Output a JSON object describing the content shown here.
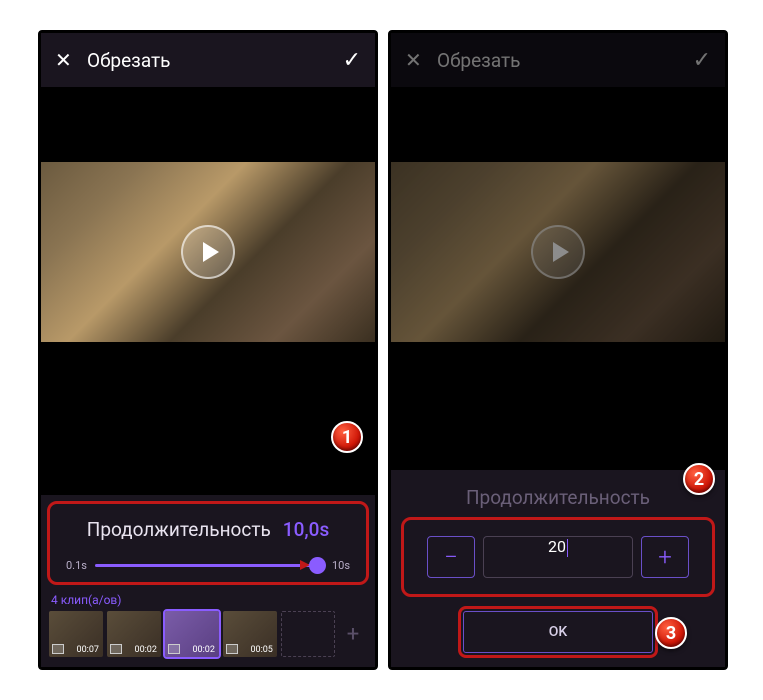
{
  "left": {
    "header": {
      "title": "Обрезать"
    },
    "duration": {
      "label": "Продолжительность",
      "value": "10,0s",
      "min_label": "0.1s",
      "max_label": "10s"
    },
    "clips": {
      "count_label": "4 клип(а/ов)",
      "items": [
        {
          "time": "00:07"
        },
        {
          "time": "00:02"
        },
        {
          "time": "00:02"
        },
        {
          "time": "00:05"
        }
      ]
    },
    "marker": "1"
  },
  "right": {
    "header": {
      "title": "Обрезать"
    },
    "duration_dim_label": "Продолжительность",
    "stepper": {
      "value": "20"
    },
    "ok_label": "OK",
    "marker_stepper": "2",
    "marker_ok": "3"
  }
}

====

*WORK INSTRUCTIONS*: Exactly as written, return every line of the listing, but not the pictures.

*EXERCISE OUTPUT*:
Output a JSON object describing the content shown here.
{
  "left": {
    "header": {
      "title": "Обрезать"
    },
    "duration": {
      "label": "Продолжительность",
      "value": "10,0s",
      "min_label": "0.1s",
      "max_label": "10s"
    },
    "clips": {
      "count_label": "4 клип(а/ов)",
      "items": [
        {
          "time": "00:07"
        },
        {
          "time": "00:02"
        },
        {
          "time": "00:02"
        },
        {
          "time": "00:05"
        }
      ]
    },
    "marker": "1"
  },
  "right": {
    "header": {
      "title": "Обрезать"
    },
    "duration_dim_label": "Продолжительность",
    "stepper": {
      "value": "20"
    },
    "ok_label": "OK",
    "marker_stepper": "2",
    "marker_ok": "3"
  }
}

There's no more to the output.